'''

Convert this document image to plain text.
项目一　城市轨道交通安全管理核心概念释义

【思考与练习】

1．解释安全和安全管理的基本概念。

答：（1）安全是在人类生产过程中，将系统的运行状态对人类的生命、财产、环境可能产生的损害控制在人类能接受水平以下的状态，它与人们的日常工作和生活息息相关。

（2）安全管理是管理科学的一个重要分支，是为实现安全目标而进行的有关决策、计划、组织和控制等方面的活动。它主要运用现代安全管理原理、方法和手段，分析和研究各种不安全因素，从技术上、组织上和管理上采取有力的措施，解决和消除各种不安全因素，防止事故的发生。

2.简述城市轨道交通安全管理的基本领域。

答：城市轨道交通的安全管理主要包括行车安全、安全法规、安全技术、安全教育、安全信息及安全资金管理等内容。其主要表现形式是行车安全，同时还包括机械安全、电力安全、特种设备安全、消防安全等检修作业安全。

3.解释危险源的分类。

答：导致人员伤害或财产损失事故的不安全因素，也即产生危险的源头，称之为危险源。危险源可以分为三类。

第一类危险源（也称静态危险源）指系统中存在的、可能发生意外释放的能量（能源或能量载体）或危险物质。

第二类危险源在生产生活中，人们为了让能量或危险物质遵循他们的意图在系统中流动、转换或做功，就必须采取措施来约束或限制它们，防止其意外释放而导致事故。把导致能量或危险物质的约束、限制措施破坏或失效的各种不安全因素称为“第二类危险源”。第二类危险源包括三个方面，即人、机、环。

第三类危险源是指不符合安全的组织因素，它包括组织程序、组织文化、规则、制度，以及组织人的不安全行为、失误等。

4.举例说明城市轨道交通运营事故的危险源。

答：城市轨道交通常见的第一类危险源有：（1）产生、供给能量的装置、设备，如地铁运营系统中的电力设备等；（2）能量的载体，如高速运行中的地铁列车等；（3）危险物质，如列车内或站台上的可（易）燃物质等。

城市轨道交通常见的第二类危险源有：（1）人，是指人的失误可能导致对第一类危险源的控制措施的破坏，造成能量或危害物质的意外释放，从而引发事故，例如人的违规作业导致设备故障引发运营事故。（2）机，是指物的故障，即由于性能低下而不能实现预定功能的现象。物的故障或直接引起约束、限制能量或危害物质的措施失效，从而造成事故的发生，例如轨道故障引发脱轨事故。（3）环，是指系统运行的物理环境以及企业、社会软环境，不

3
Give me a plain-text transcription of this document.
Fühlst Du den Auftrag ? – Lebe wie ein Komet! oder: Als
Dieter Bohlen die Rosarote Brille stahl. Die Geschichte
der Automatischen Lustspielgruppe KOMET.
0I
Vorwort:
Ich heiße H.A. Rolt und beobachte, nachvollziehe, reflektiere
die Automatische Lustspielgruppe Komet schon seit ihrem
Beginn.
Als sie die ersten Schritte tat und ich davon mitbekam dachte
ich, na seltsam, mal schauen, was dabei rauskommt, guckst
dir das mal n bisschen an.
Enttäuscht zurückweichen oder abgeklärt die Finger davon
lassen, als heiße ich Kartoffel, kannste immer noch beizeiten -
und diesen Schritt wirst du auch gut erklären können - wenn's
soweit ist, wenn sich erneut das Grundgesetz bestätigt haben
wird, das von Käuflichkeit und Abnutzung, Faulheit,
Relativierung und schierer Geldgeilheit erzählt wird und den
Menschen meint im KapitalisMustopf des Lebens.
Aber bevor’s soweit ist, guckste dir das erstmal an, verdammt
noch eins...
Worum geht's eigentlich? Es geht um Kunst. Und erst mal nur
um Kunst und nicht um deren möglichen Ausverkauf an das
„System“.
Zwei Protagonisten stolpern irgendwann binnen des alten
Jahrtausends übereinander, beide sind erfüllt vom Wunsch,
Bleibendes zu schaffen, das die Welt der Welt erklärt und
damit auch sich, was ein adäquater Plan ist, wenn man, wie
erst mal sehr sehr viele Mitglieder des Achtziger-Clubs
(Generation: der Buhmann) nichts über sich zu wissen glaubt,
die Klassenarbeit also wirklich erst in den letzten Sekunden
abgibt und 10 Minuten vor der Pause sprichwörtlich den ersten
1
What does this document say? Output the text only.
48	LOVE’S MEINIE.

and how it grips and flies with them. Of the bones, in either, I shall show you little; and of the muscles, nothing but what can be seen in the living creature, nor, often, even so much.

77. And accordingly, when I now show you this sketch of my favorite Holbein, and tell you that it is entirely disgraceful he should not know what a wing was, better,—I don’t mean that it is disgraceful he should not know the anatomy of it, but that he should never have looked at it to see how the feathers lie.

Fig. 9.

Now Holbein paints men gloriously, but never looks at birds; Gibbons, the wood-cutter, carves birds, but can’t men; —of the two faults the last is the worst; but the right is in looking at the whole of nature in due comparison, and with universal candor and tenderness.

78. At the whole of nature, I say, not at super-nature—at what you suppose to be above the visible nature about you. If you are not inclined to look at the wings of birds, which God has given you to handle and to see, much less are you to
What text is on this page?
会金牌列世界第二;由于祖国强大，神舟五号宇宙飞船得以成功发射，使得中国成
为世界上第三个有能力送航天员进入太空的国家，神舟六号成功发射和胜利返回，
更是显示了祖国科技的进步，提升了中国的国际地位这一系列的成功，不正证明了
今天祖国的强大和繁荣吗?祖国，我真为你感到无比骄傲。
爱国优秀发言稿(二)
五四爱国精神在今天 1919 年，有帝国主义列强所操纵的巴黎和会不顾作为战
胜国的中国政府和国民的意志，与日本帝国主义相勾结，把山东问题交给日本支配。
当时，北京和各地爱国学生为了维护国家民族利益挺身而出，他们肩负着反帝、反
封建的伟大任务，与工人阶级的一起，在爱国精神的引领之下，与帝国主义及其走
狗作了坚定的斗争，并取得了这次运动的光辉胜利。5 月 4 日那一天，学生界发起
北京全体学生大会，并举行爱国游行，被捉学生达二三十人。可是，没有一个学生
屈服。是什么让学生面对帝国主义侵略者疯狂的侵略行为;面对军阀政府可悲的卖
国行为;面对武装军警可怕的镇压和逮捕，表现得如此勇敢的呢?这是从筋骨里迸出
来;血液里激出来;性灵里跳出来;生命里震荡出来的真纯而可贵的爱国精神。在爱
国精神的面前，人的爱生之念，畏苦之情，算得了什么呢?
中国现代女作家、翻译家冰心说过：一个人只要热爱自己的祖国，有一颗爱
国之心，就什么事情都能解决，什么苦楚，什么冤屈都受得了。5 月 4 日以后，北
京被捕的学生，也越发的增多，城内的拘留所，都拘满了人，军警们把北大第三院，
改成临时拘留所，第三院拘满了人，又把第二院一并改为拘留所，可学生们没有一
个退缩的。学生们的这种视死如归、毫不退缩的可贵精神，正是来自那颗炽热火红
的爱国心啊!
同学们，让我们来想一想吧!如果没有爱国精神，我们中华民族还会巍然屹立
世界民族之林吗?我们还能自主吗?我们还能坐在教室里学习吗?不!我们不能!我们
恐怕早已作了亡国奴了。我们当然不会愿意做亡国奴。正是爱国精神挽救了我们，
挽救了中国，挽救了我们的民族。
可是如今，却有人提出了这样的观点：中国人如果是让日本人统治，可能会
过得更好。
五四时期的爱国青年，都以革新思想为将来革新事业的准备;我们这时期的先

'''

What you should do -> Using the records given above, list every line that includes the word "auch".

Result of the exercise ->
und diesen Schritt wirst du auch gut erklären können - wenn's
damit auch sich, was ein adäquater Plan ist, wenn man, wie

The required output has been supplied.